#### [Set task]
Every record that follows must be duplicated exactly, with images left out.

#### [Dataset content]
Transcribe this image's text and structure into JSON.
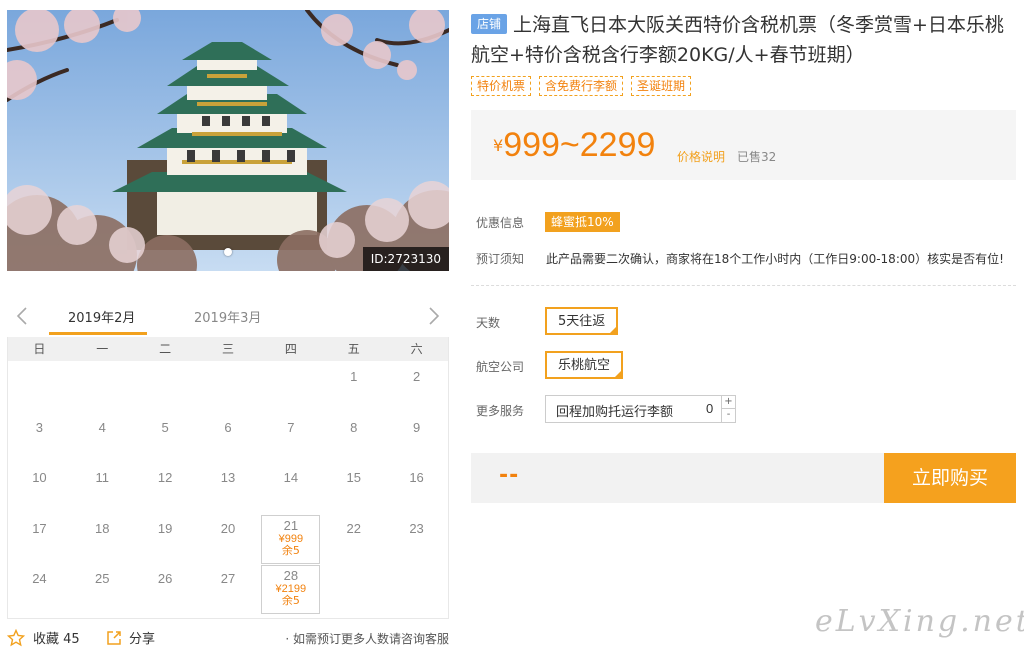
{
  "photo": {
    "id_label": "ID:2723130"
  },
  "calendar": {
    "months": [
      "2019年2月",
      "2019年3月"
    ],
    "weekdays": [
      "日",
      "一",
      "二",
      "三",
      "四",
      "五",
      "六"
    ],
    "days": [
      {
        "d": ""
      },
      {
        "d": ""
      },
      {
        "d": ""
      },
      {
        "d": ""
      },
      {
        "d": ""
      },
      {
        "d": "1"
      },
      {
        "d": "2"
      },
      {
        "d": "3"
      },
      {
        "d": "4"
      },
      {
        "d": "5"
      },
      {
        "d": "6"
      },
      {
        "d": "7"
      },
      {
        "d": "8"
      },
      {
        "d": "9"
      },
      {
        "d": "10"
      },
      {
        "d": "11"
      },
      {
        "d": "12"
      },
      {
        "d": "13"
      },
      {
        "d": "14"
      },
      {
        "d": "15"
      },
      {
        "d": "16"
      },
      {
        "d": "17"
      },
      {
        "d": "18"
      },
      {
        "d": "19"
      },
      {
        "d": "20"
      },
      {
        "d": "21",
        "price": "¥999",
        "stock": "余5"
      },
      {
        "d": "22"
      },
      {
        "d": "23"
      },
      {
        "d": "24"
      },
      {
        "d": "25"
      },
      {
        "d": "26"
      },
      {
        "d": "27"
      },
      {
        "d": "28",
        "price": "¥2199",
        "stock": "余5"
      }
    ]
  },
  "footer": {
    "fav_label": "收藏 45",
    "share_label": "分享",
    "consult_text": "· 如需预订更多人数请咨询客服"
  },
  "product": {
    "badge": "店铺",
    "title": "上海直飞日本大阪关西特价含税机票（冬季赏雪+日本乐桃航空+特价含税含行李额20KG/人+春节班期）",
    "tags": [
      "特价机票",
      "含免费行李额",
      "圣诞班期"
    ]
  },
  "price": {
    "currency": "¥",
    "range": "999~2299",
    "note": "价格说明",
    "sold": "已售32"
  },
  "info": {
    "promo_label": "优惠信息",
    "promo_value": "蜂蜜抵10%",
    "notice_label": "预订须知",
    "notice_text": "此产品需要二次确认，商家将在18个工作小时内（工作日9:00-18:00）核实是否有位!"
  },
  "options": {
    "days_label": "天数",
    "days_value": "5天往返",
    "airline_label": "航空公司",
    "airline_value": "乐桃航空",
    "service_label": "更多服务",
    "service_name": "回程加购托运行李额",
    "service_qty": "0",
    "plus": "+",
    "minus": "-"
  },
  "purchase": {
    "total": "--",
    "buy_label": "立即购买"
  },
  "watermark": "eLvXing.net",
  "colors": {
    "accent": "#f2a11e",
    "price": "#f2820e",
    "badge_blue": "#6aa3e6"
  }
}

#### [Full solution]
Transcribe this image's text and structure into JSON.
{
  "photo": {
    "id_label": "ID:2723130"
  },
  "calendar": {
    "months": [
      "2019年2月",
      "2019年3月"
    ],
    "weekdays": [
      "日",
      "一",
      "二",
      "三",
      "四",
      "五",
      "六"
    ],
    "days": [
      {
        "d": ""
      },
      {
        "d": ""
      },
      {
        "d": ""
      },
      {
        "d": ""
      },
      {
        "d": ""
      },
      {
        "d": "1"
      },
      {
        "d": "2"
      },
      {
        "d": "3"
      },
      {
        "d": "4"
      },
      {
        "d": "5"
      },
      {
        "d": "6"
      },
      {
        "d": "7"
      },
      {
        "d": "8"
      },
      {
        "d": "9"
      },
      {
        "d": "10"
      },
      {
        "d": "11"
      },
      {
        "d": "12"
      },
      {
        "d": "13"
      },
      {
        "d": "14"
      },
      {
        "d": "15"
      },
      {
        "d": "16"
      },
      {
        "d": "17"
      },
      {
        "d": "18"
      },
      {
        "d": "19"
      },
      {
        "d": "20"
      },
      {
        "d": "21",
        "price": "¥999",
        "stock": "余5"
      },
      {
        "d": "22"
      },
      {
        "d": "23"
      },
      {
        "d": "24"
      },
      {
        "d": "25"
      },
      {
        "d": "26"
      },
      {
        "d": "27"
      },
      {
        "d": "28",
        "price": "¥2199",
        "stock": "余5"
      }
    ]
  },
  "footer": {
    "fav_label": "收藏 45",
    "share_label": "分享",
    "consult_text": "· 如需预订更多人数请咨询客服"
  },
  "product": {
    "badge": "店铺",
    "title": "上海直飞日本大阪关西特价含税机票（冬季赏雪+日本乐桃航空+特价含税含行李额20KG/人+春节班期）",
    "tags": [
      "特价机票",
      "含免费行李额",
      "圣诞班期"
    ]
  },
  "price": {
    "currency": "¥",
    "range": "999~2299",
    "note": "价格说明",
    "sold": "已售32"
  },
  "info": {
    "promo_label": "优惠信息",
    "promo_value": "蜂蜜抵10%",
    "notice_label": "预订须知",
    "notice_text": "此产品需要二次确认，商家将在18个工作小时内（工作日9:00-18:00）核实是否有位!"
  },
  "options": {
    "days_label": "天数",
    "days_value": "5天往返",
    "airline_label": "航空公司",
    "airline_value": "乐桃航空",
    "service_label": "更多服务",
    "service_name": "回程加购托运行李额",
    "service_qty": "0",
    "plus": "+",
    "minus": "-"
  },
  "purchase": {
    "total": "--",
    "buy_label": "立即购买"
  },
  "watermark": "eLvXing.net",
  "colors": {
    "accent": "#f2a11e",
    "price": "#f2820e",
    "badge_blue": "#6aa3e6"
  }
}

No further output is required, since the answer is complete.